» **What you need to do**: Please count the lines below that contain the word "value", and reply with that number alone.

* begin *

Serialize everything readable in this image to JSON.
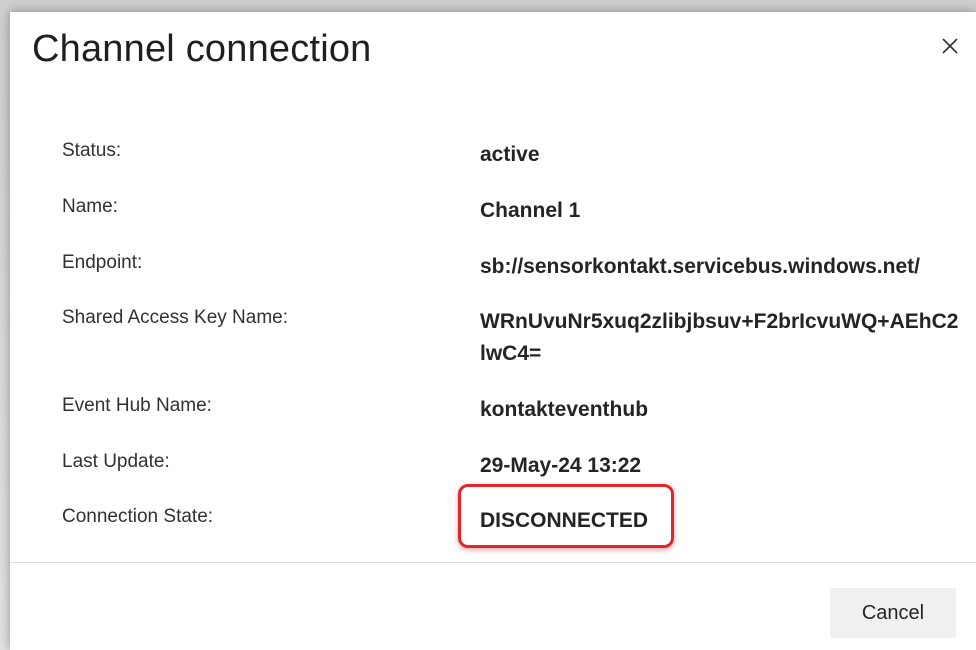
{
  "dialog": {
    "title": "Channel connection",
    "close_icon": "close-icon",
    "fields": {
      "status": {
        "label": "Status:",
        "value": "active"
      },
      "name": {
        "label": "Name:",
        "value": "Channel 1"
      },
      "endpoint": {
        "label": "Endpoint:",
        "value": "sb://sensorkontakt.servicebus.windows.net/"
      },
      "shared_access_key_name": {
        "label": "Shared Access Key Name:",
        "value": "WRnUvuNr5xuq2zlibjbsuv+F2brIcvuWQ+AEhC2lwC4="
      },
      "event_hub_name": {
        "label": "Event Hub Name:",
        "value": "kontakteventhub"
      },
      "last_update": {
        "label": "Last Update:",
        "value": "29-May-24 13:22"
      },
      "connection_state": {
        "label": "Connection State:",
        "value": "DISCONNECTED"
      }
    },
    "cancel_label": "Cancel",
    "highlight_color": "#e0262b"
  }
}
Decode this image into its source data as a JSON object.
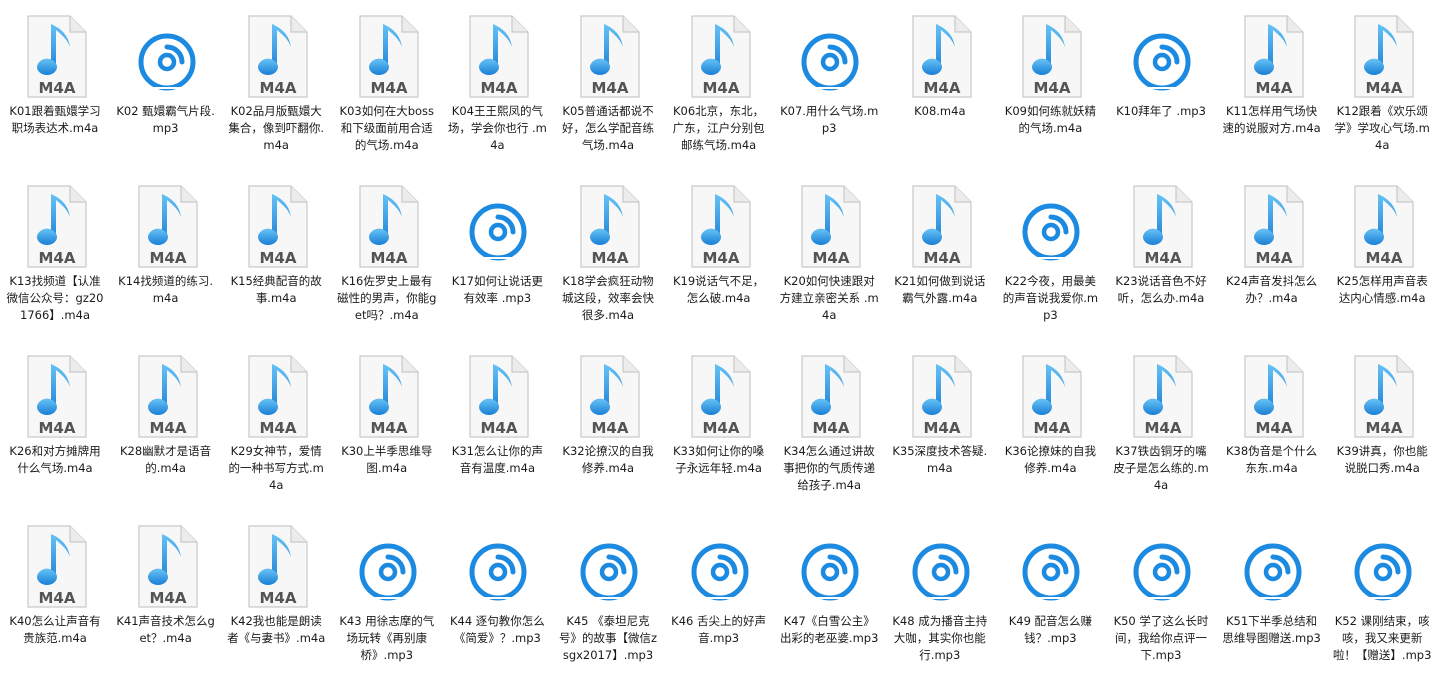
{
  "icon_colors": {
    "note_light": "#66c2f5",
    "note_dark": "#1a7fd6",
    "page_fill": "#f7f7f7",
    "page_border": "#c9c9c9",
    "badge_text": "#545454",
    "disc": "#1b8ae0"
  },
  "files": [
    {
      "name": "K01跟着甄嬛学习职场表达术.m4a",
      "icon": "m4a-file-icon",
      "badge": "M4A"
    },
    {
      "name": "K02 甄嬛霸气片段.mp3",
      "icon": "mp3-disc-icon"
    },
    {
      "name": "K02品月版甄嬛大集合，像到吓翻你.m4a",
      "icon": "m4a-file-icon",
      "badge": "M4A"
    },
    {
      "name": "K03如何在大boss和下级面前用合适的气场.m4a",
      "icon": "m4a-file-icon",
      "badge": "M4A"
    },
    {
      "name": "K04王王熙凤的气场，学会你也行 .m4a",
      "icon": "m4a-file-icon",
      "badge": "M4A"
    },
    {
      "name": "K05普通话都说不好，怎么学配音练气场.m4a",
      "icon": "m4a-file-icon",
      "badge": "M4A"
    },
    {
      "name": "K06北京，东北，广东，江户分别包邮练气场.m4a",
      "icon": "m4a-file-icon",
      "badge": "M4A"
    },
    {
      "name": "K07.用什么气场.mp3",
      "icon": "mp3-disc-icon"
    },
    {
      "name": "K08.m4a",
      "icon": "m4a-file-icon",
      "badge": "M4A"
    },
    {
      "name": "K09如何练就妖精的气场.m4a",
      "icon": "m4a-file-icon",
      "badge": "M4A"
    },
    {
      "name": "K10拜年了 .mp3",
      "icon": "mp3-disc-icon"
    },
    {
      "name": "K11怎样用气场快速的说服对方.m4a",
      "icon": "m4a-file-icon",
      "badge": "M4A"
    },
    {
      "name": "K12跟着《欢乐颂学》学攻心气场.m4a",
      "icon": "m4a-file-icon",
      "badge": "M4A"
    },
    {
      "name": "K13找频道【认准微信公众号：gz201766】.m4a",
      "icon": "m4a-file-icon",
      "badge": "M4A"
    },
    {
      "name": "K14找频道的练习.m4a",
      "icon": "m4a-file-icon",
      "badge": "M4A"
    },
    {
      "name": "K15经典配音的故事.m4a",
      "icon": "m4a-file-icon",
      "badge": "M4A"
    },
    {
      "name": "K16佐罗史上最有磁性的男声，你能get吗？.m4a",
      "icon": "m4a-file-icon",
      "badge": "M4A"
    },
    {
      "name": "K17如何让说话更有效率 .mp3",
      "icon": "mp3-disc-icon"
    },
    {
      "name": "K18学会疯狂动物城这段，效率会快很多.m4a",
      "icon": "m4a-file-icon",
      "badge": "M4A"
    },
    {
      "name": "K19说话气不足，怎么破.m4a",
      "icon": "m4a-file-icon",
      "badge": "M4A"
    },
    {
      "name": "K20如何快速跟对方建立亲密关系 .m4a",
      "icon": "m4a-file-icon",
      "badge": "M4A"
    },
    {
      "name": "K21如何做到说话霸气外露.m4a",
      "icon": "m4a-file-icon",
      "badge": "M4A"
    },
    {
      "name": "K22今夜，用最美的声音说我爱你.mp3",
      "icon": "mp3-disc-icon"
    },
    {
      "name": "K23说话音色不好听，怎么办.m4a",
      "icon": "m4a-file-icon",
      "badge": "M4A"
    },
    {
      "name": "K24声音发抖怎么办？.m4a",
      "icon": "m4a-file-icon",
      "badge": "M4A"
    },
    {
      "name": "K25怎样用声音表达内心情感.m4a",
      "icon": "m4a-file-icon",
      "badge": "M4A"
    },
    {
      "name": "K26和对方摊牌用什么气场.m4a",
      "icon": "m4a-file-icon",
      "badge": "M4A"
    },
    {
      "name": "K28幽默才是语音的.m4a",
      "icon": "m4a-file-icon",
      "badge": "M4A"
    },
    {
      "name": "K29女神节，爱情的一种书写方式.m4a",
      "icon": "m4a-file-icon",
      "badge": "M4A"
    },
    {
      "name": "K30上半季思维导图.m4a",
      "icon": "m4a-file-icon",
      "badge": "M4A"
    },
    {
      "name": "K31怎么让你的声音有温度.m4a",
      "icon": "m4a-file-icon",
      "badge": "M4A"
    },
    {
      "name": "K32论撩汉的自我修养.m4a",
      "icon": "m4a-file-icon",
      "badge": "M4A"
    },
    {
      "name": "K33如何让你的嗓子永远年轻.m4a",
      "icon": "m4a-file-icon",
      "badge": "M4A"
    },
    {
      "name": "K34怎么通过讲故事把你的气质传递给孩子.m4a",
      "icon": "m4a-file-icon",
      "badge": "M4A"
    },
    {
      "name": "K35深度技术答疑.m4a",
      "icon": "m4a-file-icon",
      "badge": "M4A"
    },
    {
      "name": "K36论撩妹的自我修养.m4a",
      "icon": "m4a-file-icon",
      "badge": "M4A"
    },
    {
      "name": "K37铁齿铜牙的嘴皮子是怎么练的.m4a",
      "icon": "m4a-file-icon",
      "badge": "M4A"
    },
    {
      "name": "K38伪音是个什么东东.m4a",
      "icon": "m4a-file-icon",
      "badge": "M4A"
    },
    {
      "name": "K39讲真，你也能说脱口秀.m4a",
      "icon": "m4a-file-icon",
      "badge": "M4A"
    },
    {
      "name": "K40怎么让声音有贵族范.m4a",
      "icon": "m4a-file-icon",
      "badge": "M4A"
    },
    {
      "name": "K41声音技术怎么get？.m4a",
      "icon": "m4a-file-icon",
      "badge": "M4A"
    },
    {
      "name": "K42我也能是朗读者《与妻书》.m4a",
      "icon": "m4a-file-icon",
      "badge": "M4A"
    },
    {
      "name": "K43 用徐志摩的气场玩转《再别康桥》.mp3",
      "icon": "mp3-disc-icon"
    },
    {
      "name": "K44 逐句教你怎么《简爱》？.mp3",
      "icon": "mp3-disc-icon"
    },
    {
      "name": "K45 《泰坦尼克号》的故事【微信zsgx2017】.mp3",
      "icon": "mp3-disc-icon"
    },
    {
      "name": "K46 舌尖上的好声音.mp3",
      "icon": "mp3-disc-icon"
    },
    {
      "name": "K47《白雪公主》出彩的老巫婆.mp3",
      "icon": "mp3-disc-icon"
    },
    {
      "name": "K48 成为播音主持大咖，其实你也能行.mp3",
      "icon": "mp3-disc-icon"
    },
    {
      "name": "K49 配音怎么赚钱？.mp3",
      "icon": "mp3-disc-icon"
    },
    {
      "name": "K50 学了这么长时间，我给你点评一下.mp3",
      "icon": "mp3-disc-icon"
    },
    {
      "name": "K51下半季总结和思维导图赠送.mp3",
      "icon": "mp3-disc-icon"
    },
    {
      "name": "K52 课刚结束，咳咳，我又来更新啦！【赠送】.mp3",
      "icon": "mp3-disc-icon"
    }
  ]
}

* end *
* begin *

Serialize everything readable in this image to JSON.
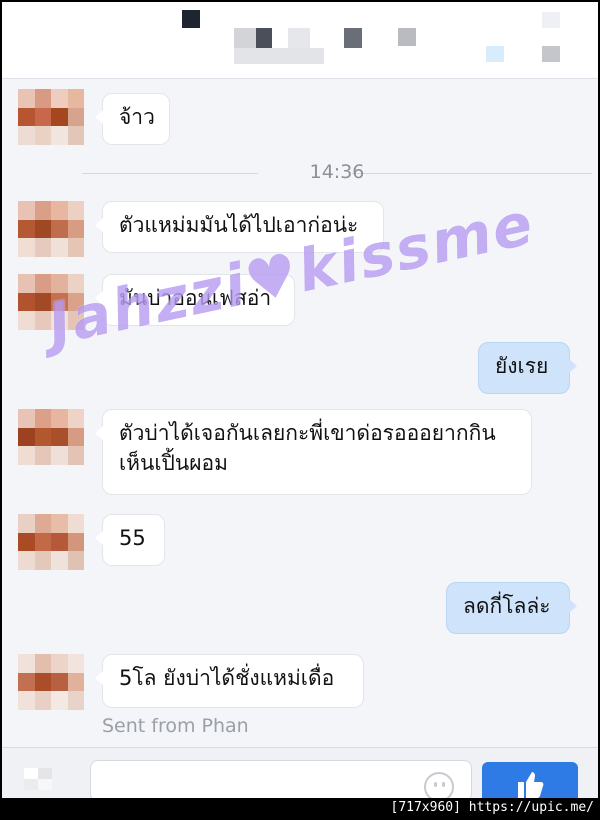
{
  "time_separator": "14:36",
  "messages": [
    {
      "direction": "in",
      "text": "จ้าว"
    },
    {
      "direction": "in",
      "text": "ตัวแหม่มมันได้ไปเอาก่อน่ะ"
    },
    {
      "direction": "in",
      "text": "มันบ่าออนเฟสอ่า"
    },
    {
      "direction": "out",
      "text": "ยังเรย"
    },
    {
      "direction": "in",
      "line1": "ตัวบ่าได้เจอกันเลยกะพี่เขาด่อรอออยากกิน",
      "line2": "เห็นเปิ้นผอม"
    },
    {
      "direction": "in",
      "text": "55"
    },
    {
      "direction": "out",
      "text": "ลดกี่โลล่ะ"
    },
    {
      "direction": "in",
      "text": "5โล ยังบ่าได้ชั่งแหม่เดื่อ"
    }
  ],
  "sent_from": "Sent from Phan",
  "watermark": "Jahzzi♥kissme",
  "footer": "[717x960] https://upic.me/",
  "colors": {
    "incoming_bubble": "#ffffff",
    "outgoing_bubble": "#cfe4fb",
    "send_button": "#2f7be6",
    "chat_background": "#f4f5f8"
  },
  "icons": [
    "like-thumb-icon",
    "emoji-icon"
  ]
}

* end *

» **Exercise output**: 7